◆ OBJECTIVE
Repeat the listing that follows, character for character, minus the pictures.

(Records that describe figures)

◇ ◇ ◇ ◇ ◇ ◇ ◇

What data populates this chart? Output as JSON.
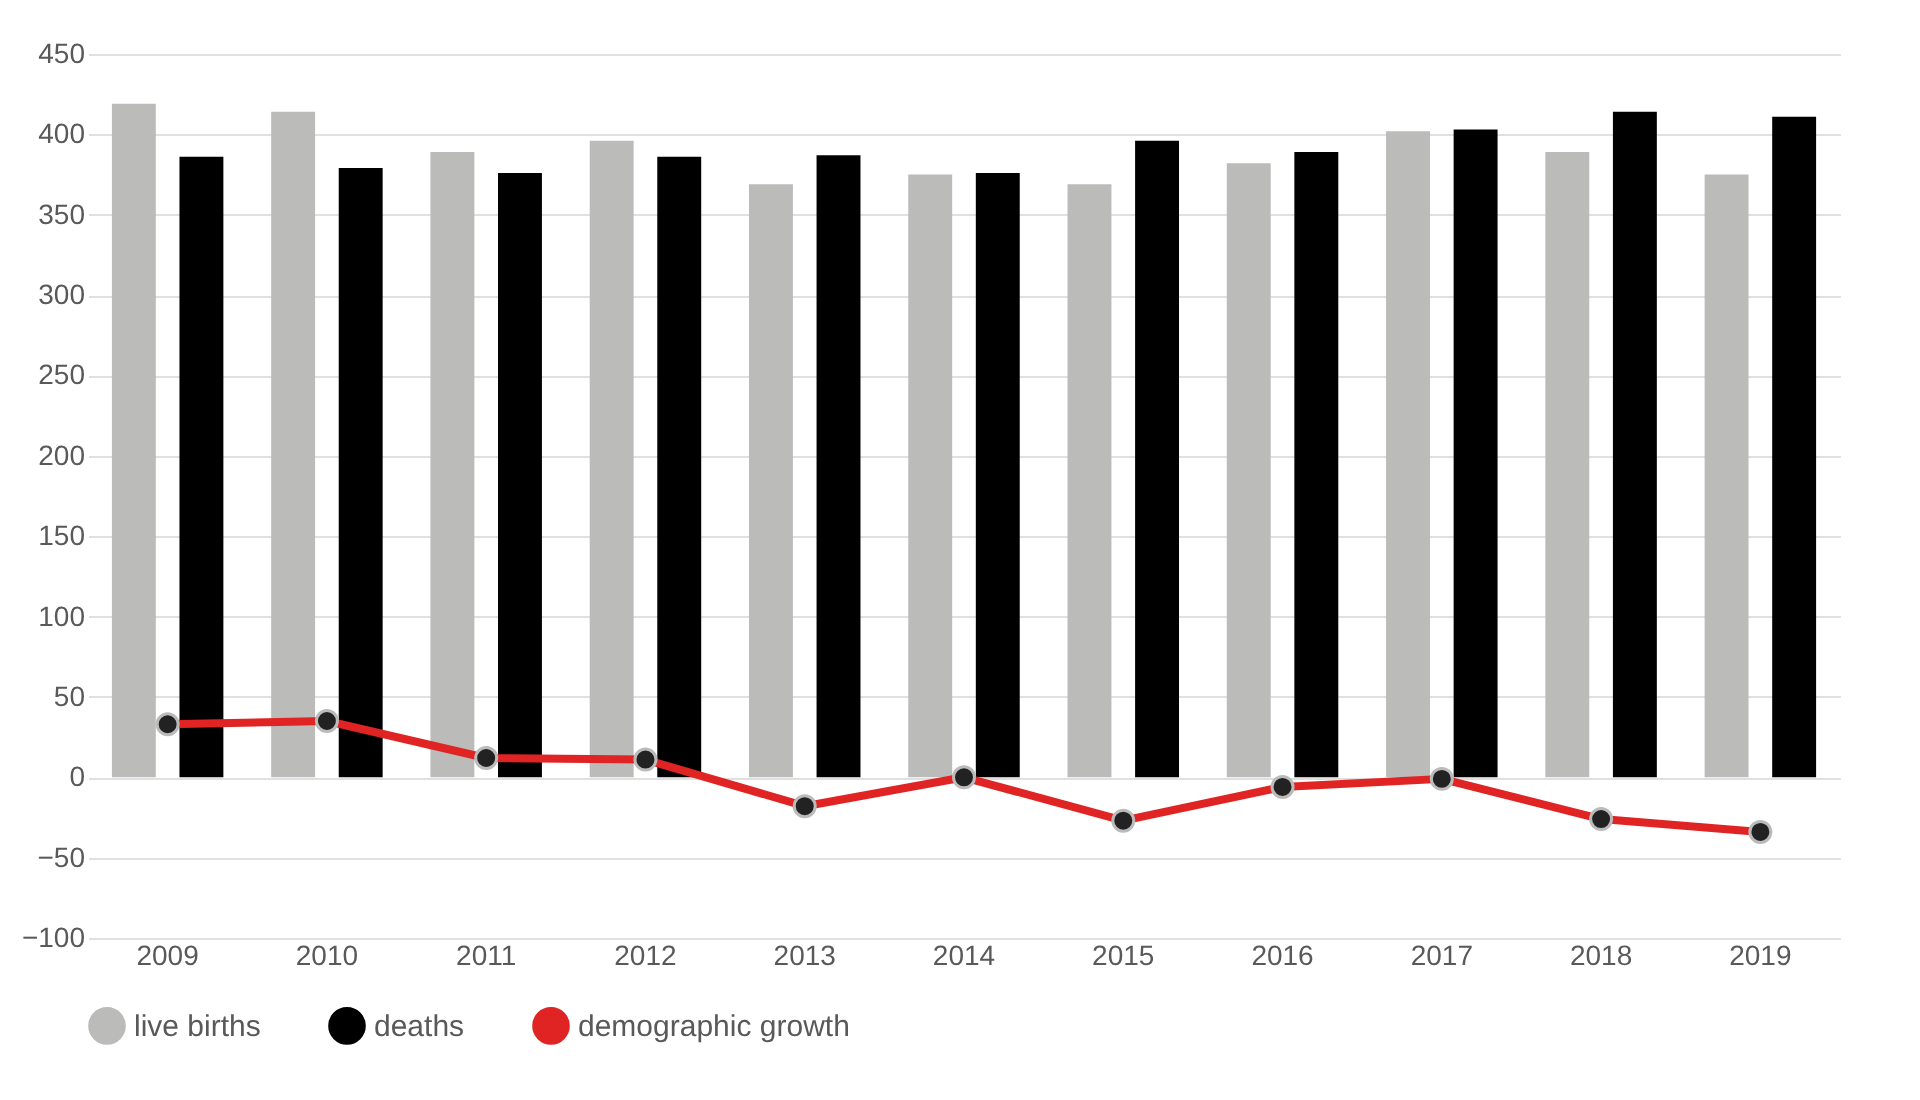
{
  "chart_data": {
    "type": "bar",
    "categories": [
      "2009",
      "2010",
      "2011",
      "2012",
      "2013",
      "2014",
      "2015",
      "2016",
      "2017",
      "2018",
      "2019"
    ],
    "series": [
      {
        "name": "live births",
        "color": "#bbbbba",
        "values": [
          419,
          414,
          389,
          396,
          369,
          375,
          369,
          382,
          402,
          389,
          375
        ]
      },
      {
        "name": "deaths",
        "color": "#000000",
        "values": [
          386,
          379,
          376,
          386,
          387,
          376,
          396,
          389,
          403,
          414,
          411
        ]
      },
      {
        "name": "demographic growth",
        "type": "line",
        "color": "#e02424",
        "values": [
          33,
          35,
          12,
          11,
          -18,
          0,
          -27,
          -6,
          -1,
          -26,
          -34
        ]
      }
    ],
    "ylim": [
      -100,
      450
    ],
    "yticks": [
      -100,
      -50,
      0,
      50,
      100,
      150,
      200,
      250,
      300,
      350,
      400,
      450
    ],
    "grid": "y",
    "legend": "bottom",
    "marker": "circle",
    "line_style": "solid"
  }
}
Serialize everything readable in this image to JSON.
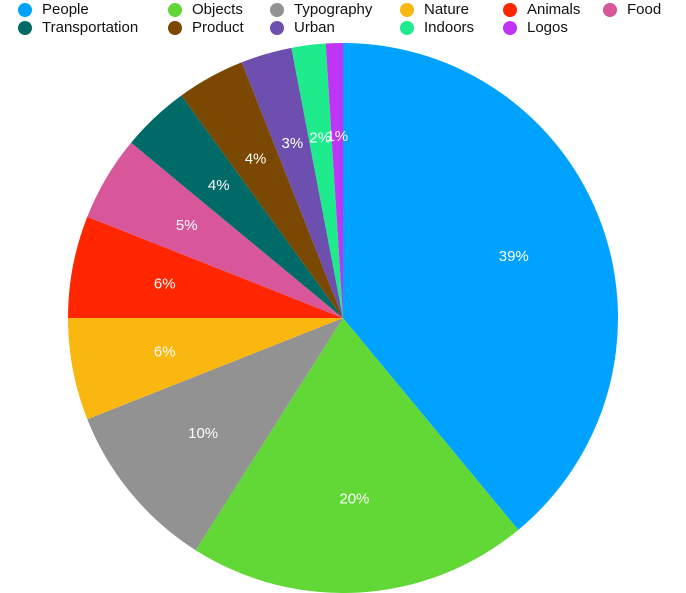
{
  "chart_data": {
    "type": "pie",
    "start_angle_deg": 90,
    "direction": "clockwise",
    "legend_position": "top",
    "slices": [
      {
        "label": "People",
        "value": 39,
        "display": "39%",
        "color": "#00A2FF"
      },
      {
        "label": "Objects",
        "value": 20,
        "display": "20%",
        "color": "#61D836"
      },
      {
        "label": "Typography",
        "value": 10,
        "display": "10%",
        "color": "#929292"
      },
      {
        "label": "Nature",
        "value": 6,
        "display": "6%",
        "color": "#FAB710"
      },
      {
        "label": "Animals",
        "value": 6,
        "display": "6%",
        "color": "#FF2600"
      },
      {
        "label": "Food",
        "value": 5,
        "display": "5%",
        "color": "#D7579A"
      },
      {
        "label": "Transportation",
        "value": 4,
        "display": "4%",
        "color": "#006A67"
      },
      {
        "label": "Product",
        "value": 4,
        "display": "4%",
        "color": "#7A4800"
      },
      {
        "label": "Urban",
        "value": 3,
        "display": "3%",
        "color": "#6D4FAF"
      },
      {
        "label": "Indoors",
        "value": 2,
        "display": "2%",
        "color": "#1DEB8C"
      },
      {
        "label": "Logos",
        "value": 1,
        "display": "1%",
        "color": "#BF34F5"
      }
    ],
    "legend_order": [
      "People",
      "Objects",
      "Typography",
      "Nature",
      "Animals",
      "Food",
      "Transportation",
      "Product",
      "Urban",
      "Indoors",
      "Logos"
    ]
  }
}
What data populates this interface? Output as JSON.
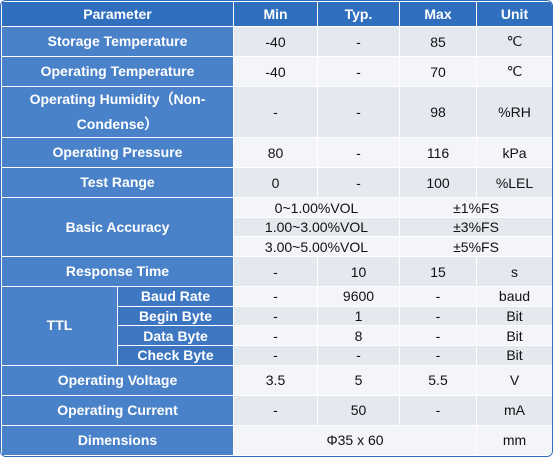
{
  "header": [
    "Parameter",
    "Min",
    "Typ.",
    "Max",
    "Unit"
  ],
  "storage": {
    "label": "Storage Temperature",
    "min": "-40",
    "typ": "-",
    "max": "85",
    "unit": "℃"
  },
  "op_temp": {
    "label": "Operating Temperature",
    "min": "-40",
    "typ": "-",
    "max": "70",
    "unit": "℃"
  },
  "humidity": {
    "label_line1": "Operating Humidity（Non-",
    "label_line2": "Condense）",
    "min": "-",
    "typ": "-",
    "max": "98",
    "unit": "%RH"
  },
  "pressure": {
    "label": "Operating Pressure",
    "min": "80",
    "typ": "-",
    "max": "116",
    "unit": "kPa"
  },
  "test_range": {
    "label": "Test Range",
    "min": "0",
    "typ": "-",
    "max": "100",
    "unit": "%LEL"
  },
  "accuracy": {
    "label": "Basic Accuracy",
    "rows": [
      {
        "range": "0~1.00%VOL",
        "value": "±1%FS"
      },
      {
        "range": "1.00~3.00%VOL",
        "value": "±3%FS"
      },
      {
        "range": "3.00~5.00%VOL",
        "value": "±5%FS"
      }
    ]
  },
  "response": {
    "label": "Response Time",
    "min": "-",
    "typ": "10",
    "max": "15",
    "unit": "s"
  },
  "ttl": {
    "label": "TTL",
    "rows": [
      {
        "label": "Baud Rate",
        "min": "-",
        "typ": "9600",
        "max": "-",
        "unit": "baud"
      },
      {
        "label": "Begin Byte",
        "min": "-",
        "typ": "1",
        "max": "-",
        "unit": "Bit"
      },
      {
        "label": "Data Byte",
        "min": "-",
        "typ": "8",
        "max": "-",
        "unit": "Bit"
      },
      {
        "label": "Check Byte",
        "min": "-",
        "typ": "-",
        "max": "-",
        "unit": "Bit"
      }
    ]
  },
  "voltage": {
    "label": "Operating Voltage",
    "min": "3.5",
    "typ": "5",
    "max": "5.5",
    "unit": "V"
  },
  "current": {
    "label": "Operating Current",
    "min": "-",
    "typ": "50",
    "max": "-",
    "unit": "mA"
  },
  "dimensions": {
    "label": "Dimensions",
    "value": "Φ35 x 60",
    "unit": "mm"
  }
}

◇ ◇ ◇ ◇ ◇ ◇ ◇

◆ COMPLETE RESPONSE
What data populates this chart? Output as JSON.
{
  "chart_data": {
    "type": "bar",
    "categories": [
      "2009",
      "2010",
      "2011",
      "2012",
      "2013",
      "2014",
      "2015",
      "2016",
      "2017",
      "2018",
      "2019"
    ],
    "series": [
      {
        "name": "live births",
        "color": "#bbbbba",
        "values": [
          419,
          414,
          389,
          396,
          369,
          375,
          369,
          382,
          402,
          389,
          375
        ]
      },
      {
        "name": "deaths",
        "color": "#000000",
        "values": [
          386,
          379,
          376,
          386,
          387,
          376,
          396,
          389,
          403,
          414,
          411
        ]
      },
      {
        "name": "demographic growth",
        "type": "line",
        "color": "#e02424",
        "values": [
          33,
          35,
          12,
          11,
          -18,
          0,
          -27,
          -6,
          -1,
          -26,
          -34
        ]
      }
    ],
    "ylim": [
      -100,
      450
    ],
    "yticks": [
      -100,
      -50,
      0,
      50,
      100,
      150,
      200,
      250,
      300,
      350,
      400,
      450
    ],
    "grid": "y",
    "legend": "bottom",
    "marker": "circle",
    "line_style": "solid"
  }
}
Serialize everything readable in this image to JSON.
{
  "chart_data": {
    "type": "pie",
    "start_angle_deg": 90,
    "direction": "clockwise",
    "legend_position": "top",
    "slices": [
      {
        "label": "People",
        "value": 39,
        "display": "39%",
        "color": "#00A2FF"
      },
      {
        "label": "Objects",
        "value": 20,
        "display": "20%",
        "color": "#61D836"
      },
      {
        "label": "Typography",
        "value": 10,
        "display": "10%",
        "color": "#929292"
      },
      {
        "label": "Nature",
        "value": 6,
        "display": "6%",
        "color": "#FAB710"
      },
      {
        "label": "Animals",
        "value": 6,
        "display": "6%",
        "color": "#FF2600"
      },
      {
        "label": "Food",
        "value": 5,
        "display": "5%",
        "color": "#D7579A"
      },
      {
        "label": "Transportation",
        "value": 4,
        "display": "4%",
        "color": "#006A67"
      },
      {
        "label": "Product",
        "value": 4,
        "display": "4%",
        "color": "#7A4800"
      },
      {
        "label": "Urban",
        "value": 3,
        "display": "3%",
        "color": "#6D4FAF"
      },
      {
        "label": "Indoors",
        "value": 2,
        "display": "2%",
        "color": "#1DEB8C"
      },
      {
        "label": "Logos",
        "value": 1,
        "display": "1%",
        "color": "#BF34F5"
      }
    ],
    "legend_order": [
      "People",
      "Objects",
      "Typography",
      "Nature",
      "Animals",
      "Food",
      "Transportation",
      "Product",
      "Urban",
      "Indoors",
      "Logos"
    ]
  }
}
What data populates this interface? Output as JSON.
{
  "header": [
    "Parameter",
    "Min",
    "Typ.",
    "Max",
    "Unit"
  ],
  "storage": {
    "label": "Storage Temperature",
    "min": "-40",
    "typ": "-",
    "max": "85",
    "unit": "℃"
  },
  "op_temp": {
    "label": "Operating Temperature",
    "min": "-40",
    "typ": "-",
    "max": "70",
    "unit": "℃"
  },
  "humidity": {
    "label_line1": "Operating Humidity（Non-",
    "label_line2": "Condense）",
    "min": "-",
    "typ": "-",
    "max": "98",
    "unit": "%RH"
  },
  "pressure": {
    "label": "Operating Pressure",
    "min": "80",
    "typ": "-",
    "max": "116",
    "unit": "kPa"
  },
  "test_range": {
    "label": "Test Range",
    "min": "0",
    "typ": "-",
    "max": "100",
    "unit": "%LEL"
  },
  "accuracy": {
    "label": "Basic Accuracy",
    "rows": [
      {
        "range": "0~1.00%VOL",
        "value": "±1%FS"
      },
      {
        "range": "1.00~3.00%VOL",
        "value": "±3%FS"
      },
      {
        "range": "3.00~5.00%VOL",
        "value": "±5%FS"
      }
    ]
  },
  "response": {
    "label": "Response Time",
    "min": "-",
    "typ": "10",
    "max": "15",
    "unit": "s"
  },
  "ttl": {
    "label": "TTL",
    "rows": [
      {
        "label": "Baud Rate",
        "min": "-",
        "typ": "9600",
        "max": "-",
        "unit": "baud"
      },
      {
        "label": "Begin Byte",
        "min": "-",
        "typ": "1",
        "max": "-",
        "unit": "Bit"
      },
      {
        "label": "Data Byte",
        "min": "-",
        "typ": "8",
        "max": "-",
        "unit": "Bit"
      },
      {
        "label": "Check Byte",
        "min": "-",
        "typ": "-",
        "max": "-",
        "unit": "Bit"
      }
    ]
  },
  "voltage": {
    "label": "Operating Voltage",
    "min": "3.5",
    "typ": "5",
    "max": "5.5",
    "unit": "V"
  },
  "current": {
    "label": "Operating Current",
    "min": "-",
    "typ": "50",
    "max": "-",
    "unit": "mA"
  },
  "dimensions": {
    "label": "Dimensions",
    "value": "Φ35 x 60",
    "unit": "mm"
  }
}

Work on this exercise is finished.